• [INPUT RECORDS]:
********

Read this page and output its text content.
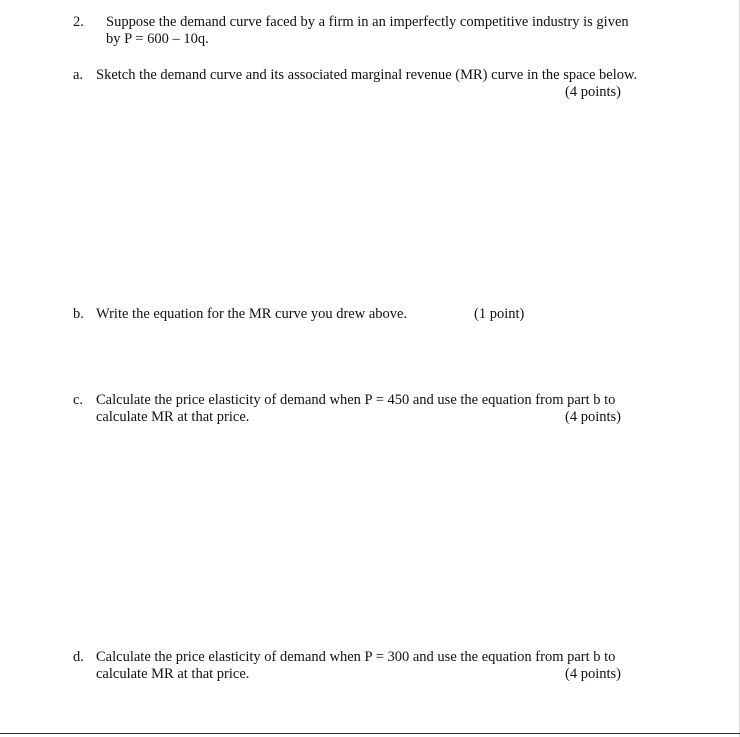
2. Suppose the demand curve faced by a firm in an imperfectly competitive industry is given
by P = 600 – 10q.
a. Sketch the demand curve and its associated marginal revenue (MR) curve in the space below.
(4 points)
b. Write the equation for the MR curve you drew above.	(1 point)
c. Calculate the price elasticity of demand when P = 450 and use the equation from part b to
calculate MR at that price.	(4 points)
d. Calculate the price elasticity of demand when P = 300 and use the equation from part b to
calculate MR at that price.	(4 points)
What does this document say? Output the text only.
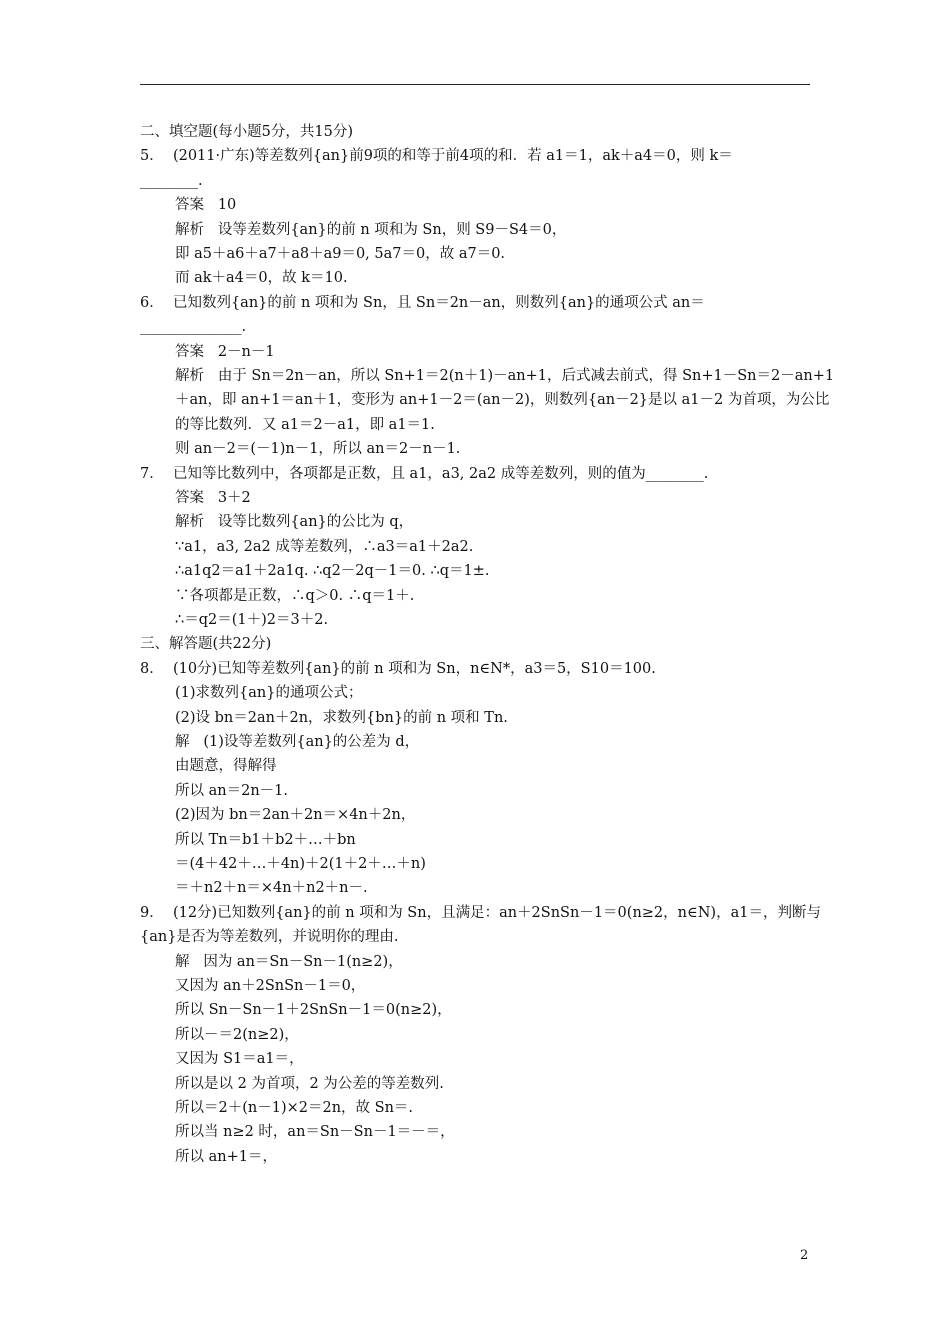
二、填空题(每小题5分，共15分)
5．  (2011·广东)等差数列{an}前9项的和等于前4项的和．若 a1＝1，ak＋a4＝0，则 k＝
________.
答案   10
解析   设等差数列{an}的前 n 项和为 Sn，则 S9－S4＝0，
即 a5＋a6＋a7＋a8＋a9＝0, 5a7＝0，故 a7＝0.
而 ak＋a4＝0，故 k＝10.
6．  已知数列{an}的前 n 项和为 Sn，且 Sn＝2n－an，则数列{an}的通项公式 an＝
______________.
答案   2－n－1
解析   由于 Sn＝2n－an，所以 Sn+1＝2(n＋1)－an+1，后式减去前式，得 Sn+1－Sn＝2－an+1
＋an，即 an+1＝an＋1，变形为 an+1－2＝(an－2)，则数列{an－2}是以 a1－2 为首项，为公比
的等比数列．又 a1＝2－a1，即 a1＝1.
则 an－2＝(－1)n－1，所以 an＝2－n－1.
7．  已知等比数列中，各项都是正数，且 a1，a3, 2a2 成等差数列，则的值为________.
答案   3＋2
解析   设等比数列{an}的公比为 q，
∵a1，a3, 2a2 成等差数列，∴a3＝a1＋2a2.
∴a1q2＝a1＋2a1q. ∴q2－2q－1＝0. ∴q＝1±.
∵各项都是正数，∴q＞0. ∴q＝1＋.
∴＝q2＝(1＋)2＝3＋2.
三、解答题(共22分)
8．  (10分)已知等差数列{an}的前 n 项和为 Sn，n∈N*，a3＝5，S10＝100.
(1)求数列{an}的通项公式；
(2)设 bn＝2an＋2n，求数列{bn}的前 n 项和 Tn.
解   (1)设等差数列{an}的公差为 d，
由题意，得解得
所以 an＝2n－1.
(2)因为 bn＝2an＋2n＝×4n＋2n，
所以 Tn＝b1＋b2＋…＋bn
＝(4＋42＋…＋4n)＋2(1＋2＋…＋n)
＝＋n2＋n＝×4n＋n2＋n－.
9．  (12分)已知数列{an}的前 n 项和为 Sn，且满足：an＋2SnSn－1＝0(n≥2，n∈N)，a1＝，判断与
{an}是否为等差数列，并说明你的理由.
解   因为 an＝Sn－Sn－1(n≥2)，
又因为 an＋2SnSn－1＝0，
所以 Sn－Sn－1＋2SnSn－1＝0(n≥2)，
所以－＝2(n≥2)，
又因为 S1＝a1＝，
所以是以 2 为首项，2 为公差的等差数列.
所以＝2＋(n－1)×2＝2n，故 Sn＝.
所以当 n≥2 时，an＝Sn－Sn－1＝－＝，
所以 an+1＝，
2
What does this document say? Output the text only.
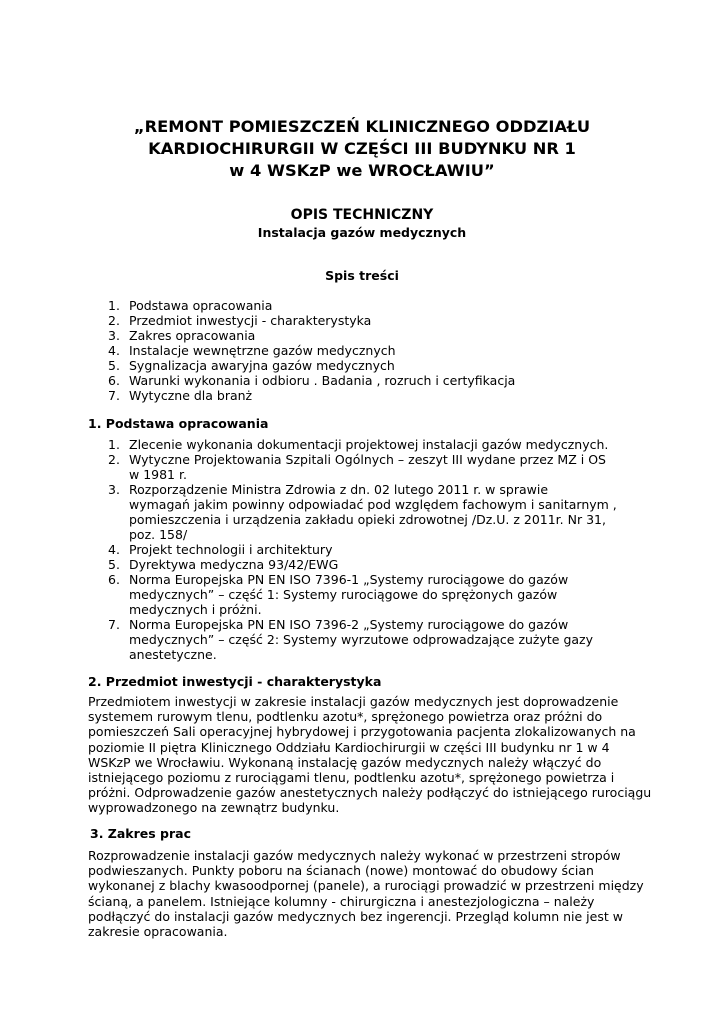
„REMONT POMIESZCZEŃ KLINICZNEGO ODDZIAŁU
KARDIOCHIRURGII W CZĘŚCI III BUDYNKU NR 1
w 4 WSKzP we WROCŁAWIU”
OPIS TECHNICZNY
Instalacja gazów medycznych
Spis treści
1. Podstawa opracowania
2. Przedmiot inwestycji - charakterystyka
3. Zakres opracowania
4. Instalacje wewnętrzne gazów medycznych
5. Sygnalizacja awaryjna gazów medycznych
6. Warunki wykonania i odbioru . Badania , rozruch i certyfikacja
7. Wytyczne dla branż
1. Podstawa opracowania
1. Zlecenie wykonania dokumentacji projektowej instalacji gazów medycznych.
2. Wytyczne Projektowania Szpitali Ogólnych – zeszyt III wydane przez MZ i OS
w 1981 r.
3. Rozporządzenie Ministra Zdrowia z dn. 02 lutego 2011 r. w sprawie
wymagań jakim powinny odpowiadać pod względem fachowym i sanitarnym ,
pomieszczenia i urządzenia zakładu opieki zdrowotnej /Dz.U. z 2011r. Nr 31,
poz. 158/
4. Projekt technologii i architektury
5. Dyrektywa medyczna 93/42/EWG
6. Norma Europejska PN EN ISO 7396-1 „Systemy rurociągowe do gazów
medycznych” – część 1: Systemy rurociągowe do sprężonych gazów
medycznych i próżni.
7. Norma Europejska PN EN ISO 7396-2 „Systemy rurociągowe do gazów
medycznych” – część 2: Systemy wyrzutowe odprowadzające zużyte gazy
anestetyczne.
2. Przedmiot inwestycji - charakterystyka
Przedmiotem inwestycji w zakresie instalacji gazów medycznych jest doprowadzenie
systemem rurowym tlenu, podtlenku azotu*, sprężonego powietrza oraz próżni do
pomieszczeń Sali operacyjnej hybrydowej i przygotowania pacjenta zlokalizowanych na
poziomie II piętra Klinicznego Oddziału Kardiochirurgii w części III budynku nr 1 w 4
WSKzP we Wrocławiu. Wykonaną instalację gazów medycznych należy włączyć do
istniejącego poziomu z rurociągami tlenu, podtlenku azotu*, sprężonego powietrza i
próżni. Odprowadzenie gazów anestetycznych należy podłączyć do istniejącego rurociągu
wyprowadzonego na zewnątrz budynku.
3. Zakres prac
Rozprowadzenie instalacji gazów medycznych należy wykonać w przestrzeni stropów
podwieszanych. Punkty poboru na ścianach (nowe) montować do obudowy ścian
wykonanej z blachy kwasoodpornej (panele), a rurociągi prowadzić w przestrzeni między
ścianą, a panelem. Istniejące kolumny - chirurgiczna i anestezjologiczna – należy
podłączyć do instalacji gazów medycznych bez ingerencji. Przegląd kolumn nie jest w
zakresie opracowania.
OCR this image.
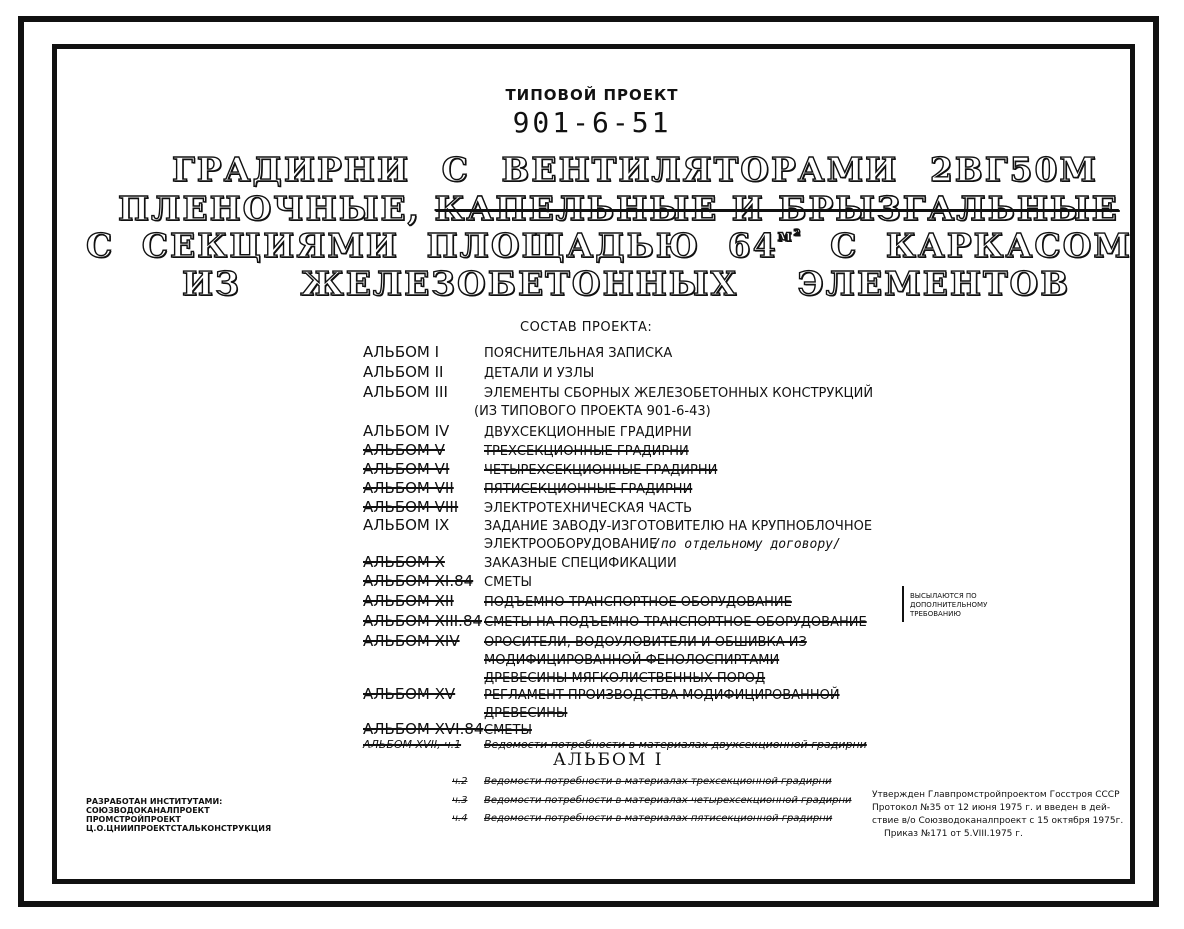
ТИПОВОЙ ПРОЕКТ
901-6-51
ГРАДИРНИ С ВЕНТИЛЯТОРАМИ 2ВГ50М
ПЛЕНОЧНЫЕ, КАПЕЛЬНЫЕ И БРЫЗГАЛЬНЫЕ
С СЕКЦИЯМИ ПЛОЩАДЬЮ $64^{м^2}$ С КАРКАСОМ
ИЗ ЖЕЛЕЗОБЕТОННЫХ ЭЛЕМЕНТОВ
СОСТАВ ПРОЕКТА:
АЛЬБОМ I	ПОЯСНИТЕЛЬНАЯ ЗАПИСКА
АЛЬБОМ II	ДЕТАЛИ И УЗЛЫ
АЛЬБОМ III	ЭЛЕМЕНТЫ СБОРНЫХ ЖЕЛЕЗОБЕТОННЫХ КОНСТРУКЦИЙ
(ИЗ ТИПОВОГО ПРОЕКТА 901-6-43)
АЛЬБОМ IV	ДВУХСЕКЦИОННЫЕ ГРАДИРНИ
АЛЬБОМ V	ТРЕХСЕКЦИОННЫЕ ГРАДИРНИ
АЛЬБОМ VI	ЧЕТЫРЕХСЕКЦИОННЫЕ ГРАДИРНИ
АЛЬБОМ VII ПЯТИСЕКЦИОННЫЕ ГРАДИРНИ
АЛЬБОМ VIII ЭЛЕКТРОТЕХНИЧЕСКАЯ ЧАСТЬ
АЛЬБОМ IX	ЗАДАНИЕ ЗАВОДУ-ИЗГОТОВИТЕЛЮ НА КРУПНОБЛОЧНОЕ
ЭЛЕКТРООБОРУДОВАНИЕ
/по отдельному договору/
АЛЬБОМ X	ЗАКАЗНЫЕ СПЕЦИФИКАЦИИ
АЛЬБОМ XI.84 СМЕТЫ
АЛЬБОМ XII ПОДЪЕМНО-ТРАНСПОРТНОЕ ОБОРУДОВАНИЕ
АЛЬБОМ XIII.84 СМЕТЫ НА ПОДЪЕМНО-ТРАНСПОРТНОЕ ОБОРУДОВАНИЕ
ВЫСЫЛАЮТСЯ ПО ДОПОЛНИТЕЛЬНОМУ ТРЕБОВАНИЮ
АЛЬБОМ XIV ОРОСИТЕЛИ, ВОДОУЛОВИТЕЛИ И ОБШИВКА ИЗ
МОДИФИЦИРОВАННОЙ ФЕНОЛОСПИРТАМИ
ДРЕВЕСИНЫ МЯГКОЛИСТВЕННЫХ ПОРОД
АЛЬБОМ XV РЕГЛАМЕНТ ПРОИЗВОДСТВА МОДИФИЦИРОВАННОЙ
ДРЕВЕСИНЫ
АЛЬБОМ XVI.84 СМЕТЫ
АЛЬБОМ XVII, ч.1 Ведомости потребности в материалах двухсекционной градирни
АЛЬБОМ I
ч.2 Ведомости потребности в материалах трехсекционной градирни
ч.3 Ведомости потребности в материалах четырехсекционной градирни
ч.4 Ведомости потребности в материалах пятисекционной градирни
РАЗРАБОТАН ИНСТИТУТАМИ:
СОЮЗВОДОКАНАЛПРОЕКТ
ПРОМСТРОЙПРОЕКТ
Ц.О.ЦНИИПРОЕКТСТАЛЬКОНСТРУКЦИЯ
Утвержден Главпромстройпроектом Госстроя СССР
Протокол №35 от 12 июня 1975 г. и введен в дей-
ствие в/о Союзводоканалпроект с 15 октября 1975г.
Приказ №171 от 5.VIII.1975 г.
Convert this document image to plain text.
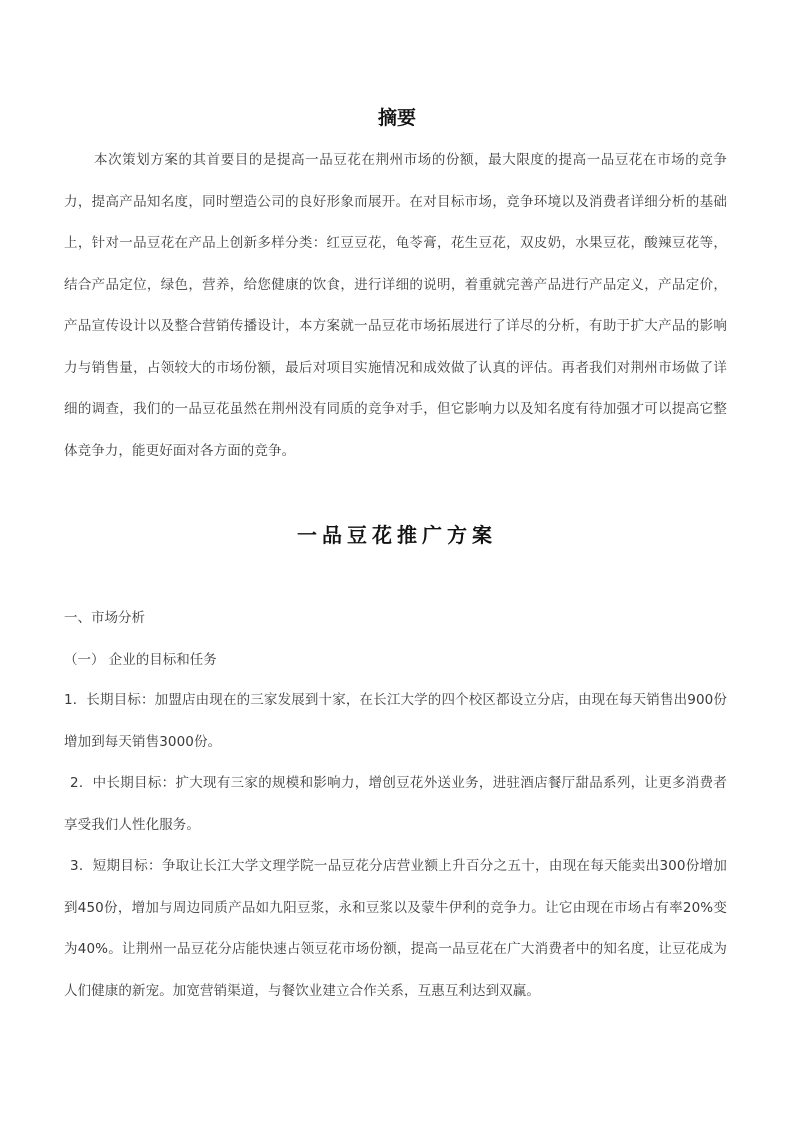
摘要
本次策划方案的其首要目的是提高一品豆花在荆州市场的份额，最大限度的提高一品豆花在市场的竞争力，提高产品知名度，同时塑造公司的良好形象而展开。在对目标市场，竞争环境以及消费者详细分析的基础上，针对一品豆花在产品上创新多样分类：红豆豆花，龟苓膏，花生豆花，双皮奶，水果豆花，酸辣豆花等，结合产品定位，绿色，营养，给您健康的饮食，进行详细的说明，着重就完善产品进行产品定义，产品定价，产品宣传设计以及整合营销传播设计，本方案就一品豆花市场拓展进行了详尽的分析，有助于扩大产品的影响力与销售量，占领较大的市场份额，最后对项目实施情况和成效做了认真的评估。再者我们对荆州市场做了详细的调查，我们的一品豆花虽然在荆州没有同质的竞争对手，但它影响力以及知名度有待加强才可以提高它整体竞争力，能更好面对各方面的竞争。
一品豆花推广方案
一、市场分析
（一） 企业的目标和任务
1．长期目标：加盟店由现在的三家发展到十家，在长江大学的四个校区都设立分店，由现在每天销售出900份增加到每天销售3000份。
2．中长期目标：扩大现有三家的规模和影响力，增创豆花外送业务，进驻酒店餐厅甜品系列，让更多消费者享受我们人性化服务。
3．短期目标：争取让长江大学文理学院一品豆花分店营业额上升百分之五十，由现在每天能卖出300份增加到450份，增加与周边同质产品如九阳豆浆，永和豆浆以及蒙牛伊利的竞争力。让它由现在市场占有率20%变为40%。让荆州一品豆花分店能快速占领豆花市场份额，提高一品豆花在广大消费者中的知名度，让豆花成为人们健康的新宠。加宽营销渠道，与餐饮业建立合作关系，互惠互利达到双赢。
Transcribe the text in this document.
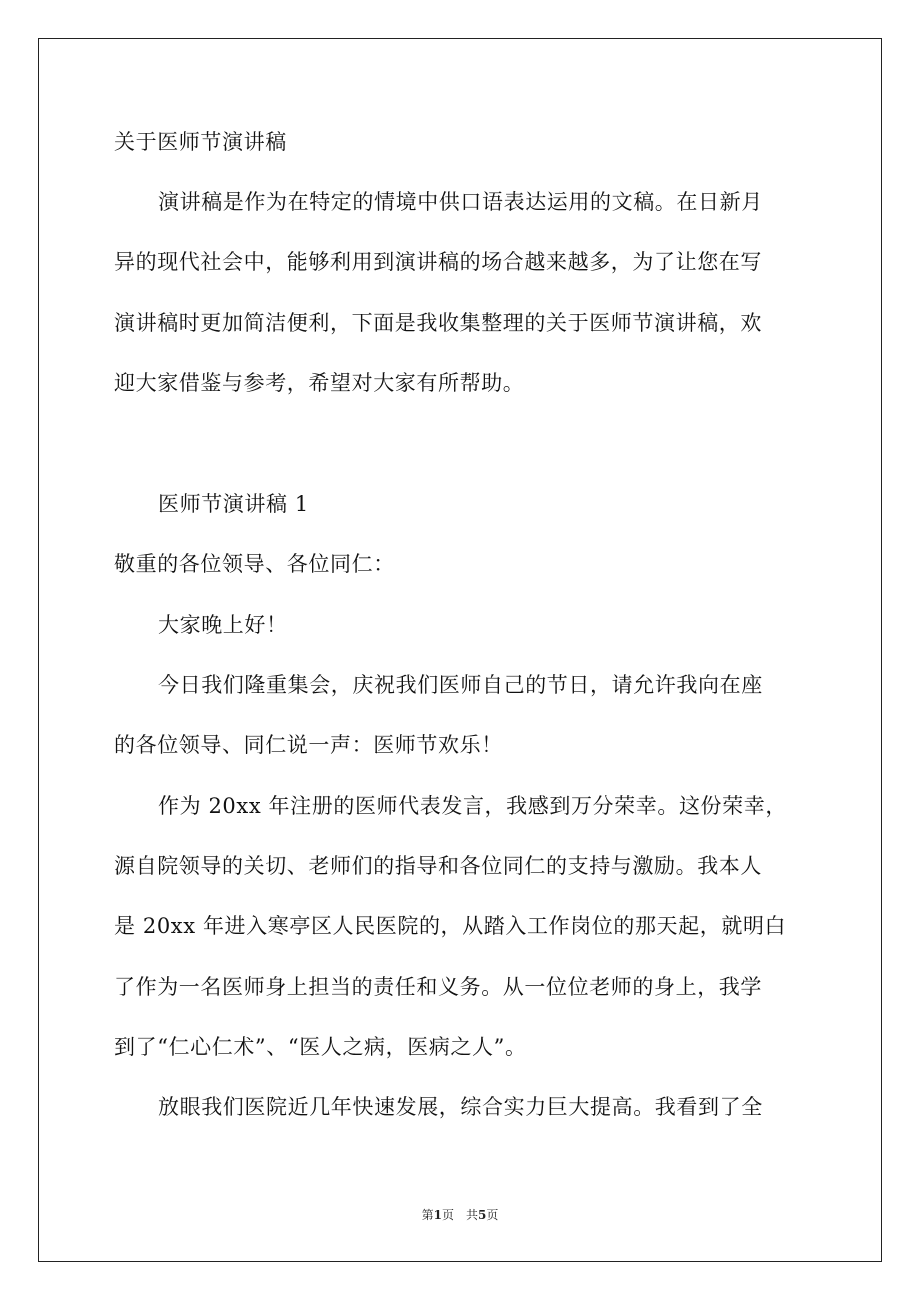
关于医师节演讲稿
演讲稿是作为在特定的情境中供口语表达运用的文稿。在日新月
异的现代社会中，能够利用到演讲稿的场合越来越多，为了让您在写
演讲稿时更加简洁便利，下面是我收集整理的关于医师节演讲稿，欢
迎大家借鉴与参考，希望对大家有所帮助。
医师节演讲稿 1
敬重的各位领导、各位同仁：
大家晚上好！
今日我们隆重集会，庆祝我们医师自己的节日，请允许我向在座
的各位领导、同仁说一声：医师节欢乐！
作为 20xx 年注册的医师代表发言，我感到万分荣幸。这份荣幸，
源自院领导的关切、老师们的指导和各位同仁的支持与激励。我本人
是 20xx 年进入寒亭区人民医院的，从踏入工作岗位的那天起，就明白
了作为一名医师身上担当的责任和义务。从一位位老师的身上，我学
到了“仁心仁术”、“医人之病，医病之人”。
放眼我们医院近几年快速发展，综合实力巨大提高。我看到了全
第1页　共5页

********

• [EXERCISE DESCRIPTION]:
In the entries above, identify every line with the string "ЖЕЛЕЗОБЕТОННЫХ".

• [ANSWER TO THIS EXERCISE]:
ИЗ ЖЕЛЕЗОБЕТОННЫХ ЭЛЕМЕНТОВ
АЛЬБОМ III	ЭЛЕМЕНТЫ СБОРНЫХ ЖЕЛЕЗОБЕТОННЫХ КОНСТРУКЦИЙ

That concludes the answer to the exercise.